• **Data shown**
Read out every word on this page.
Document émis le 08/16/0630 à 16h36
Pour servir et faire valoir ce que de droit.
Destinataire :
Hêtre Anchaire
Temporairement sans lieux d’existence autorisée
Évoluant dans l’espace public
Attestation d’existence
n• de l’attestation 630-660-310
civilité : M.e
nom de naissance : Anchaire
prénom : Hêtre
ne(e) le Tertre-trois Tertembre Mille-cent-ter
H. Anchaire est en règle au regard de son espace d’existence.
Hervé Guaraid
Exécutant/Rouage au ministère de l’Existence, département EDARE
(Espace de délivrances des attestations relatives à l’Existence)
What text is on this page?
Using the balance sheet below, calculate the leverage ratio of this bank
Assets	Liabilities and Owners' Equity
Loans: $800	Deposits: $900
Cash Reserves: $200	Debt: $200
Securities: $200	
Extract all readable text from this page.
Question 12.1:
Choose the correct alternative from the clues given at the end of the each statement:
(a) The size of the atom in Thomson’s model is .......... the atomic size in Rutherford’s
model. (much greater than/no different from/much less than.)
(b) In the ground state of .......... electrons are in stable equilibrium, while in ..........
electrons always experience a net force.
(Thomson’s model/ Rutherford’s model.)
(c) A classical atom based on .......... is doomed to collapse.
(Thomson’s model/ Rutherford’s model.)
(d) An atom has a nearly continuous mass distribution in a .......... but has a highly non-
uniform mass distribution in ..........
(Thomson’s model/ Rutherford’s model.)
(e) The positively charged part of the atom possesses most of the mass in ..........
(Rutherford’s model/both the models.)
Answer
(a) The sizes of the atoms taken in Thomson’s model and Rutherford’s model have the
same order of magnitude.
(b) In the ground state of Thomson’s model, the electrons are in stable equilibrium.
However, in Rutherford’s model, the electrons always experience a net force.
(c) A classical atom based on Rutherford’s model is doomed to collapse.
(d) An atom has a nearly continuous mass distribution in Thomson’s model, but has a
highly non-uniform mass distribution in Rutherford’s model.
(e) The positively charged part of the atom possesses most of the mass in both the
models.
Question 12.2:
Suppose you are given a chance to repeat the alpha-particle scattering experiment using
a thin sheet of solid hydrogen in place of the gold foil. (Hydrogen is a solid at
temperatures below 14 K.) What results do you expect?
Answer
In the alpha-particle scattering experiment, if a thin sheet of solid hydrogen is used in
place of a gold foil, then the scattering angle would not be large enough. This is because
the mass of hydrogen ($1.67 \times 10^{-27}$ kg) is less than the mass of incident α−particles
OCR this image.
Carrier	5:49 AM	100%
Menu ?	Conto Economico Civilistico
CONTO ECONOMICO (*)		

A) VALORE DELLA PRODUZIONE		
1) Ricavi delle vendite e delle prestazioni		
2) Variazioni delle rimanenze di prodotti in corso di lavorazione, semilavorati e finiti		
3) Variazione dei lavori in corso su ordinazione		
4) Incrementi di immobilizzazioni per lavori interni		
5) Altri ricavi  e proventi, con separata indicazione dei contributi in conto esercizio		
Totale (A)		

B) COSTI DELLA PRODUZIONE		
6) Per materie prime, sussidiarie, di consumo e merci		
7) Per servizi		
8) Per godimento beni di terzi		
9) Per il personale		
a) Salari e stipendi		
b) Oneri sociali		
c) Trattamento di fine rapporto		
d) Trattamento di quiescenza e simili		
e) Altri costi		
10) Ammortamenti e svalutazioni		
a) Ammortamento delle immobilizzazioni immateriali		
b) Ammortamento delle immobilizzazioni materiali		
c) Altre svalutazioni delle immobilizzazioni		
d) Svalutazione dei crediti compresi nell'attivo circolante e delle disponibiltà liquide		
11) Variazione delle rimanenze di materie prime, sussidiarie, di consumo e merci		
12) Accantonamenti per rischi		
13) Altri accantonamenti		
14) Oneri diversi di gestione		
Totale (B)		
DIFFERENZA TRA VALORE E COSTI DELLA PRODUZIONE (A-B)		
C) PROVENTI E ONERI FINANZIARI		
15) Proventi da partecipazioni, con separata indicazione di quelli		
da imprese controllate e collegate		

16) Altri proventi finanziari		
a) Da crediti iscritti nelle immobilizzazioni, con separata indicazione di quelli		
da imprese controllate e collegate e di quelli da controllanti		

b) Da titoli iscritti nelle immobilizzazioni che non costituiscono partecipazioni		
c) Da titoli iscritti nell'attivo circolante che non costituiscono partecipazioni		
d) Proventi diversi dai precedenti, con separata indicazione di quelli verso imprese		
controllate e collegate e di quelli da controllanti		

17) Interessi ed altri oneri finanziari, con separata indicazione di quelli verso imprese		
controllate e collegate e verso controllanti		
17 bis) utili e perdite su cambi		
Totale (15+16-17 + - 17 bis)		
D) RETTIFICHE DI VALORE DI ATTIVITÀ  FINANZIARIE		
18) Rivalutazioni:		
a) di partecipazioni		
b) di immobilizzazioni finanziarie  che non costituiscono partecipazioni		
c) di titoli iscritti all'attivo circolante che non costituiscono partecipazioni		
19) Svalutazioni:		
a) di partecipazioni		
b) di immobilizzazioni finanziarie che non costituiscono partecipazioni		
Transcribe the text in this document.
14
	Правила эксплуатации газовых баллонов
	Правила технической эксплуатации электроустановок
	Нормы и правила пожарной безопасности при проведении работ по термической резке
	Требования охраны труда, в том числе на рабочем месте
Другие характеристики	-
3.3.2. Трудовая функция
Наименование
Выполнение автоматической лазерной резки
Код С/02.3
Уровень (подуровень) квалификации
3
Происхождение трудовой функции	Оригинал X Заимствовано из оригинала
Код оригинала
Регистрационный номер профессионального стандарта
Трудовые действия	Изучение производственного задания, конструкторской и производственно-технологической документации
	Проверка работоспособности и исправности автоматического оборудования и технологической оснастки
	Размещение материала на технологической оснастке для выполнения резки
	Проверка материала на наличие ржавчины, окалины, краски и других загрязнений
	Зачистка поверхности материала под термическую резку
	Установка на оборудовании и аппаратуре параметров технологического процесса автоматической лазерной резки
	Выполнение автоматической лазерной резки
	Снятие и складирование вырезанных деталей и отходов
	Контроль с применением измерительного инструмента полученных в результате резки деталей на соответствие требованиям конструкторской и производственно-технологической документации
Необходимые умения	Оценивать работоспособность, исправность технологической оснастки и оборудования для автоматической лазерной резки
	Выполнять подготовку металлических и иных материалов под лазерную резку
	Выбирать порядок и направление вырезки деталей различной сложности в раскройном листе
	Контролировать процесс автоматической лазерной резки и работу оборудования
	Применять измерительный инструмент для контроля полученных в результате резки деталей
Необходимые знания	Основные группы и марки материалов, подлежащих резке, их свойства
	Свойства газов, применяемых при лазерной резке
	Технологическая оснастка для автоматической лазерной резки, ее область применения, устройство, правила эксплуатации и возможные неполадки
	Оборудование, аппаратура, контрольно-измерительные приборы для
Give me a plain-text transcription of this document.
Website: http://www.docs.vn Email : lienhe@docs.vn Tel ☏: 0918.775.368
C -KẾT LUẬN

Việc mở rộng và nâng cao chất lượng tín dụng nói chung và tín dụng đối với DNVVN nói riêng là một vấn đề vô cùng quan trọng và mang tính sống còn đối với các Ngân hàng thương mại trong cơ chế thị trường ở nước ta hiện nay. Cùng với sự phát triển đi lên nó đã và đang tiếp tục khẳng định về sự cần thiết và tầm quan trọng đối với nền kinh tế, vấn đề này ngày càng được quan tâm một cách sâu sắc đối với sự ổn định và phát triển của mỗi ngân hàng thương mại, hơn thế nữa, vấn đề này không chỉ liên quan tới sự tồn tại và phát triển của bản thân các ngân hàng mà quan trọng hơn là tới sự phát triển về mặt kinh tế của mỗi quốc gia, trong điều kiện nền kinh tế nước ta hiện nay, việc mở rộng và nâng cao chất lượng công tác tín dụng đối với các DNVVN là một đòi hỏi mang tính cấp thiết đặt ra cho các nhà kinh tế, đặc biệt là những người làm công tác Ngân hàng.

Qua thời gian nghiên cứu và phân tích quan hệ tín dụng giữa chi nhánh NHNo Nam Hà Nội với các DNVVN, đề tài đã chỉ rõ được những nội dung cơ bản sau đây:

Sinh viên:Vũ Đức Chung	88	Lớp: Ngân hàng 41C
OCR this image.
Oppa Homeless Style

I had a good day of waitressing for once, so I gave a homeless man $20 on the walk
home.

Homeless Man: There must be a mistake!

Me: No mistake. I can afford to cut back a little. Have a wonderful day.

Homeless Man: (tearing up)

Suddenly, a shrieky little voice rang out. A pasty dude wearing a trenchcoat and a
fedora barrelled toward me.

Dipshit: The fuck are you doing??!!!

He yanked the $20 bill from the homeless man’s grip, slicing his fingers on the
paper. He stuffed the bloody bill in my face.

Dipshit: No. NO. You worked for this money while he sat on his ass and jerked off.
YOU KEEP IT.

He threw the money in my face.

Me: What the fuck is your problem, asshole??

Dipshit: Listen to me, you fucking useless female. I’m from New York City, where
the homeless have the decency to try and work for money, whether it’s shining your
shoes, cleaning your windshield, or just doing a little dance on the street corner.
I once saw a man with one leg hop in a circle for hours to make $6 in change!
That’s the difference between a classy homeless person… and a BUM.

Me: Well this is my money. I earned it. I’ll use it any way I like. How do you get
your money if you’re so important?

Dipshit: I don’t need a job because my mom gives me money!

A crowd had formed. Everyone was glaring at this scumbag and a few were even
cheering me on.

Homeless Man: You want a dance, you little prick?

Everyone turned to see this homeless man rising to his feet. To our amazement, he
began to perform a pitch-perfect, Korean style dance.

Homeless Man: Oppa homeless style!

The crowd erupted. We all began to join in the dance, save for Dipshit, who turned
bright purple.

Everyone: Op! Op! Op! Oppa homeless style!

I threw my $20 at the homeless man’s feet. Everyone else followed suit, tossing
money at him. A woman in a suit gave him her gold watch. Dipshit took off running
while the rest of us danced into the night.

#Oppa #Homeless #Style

• **Task description**
In the listing above, find each line with the word "bill" and copy it.

• **Answer below**
He yanked the $20 bill from the homeless man’s grip, slicing his fingers on the
paper. He stuffed the bloody bill in my face.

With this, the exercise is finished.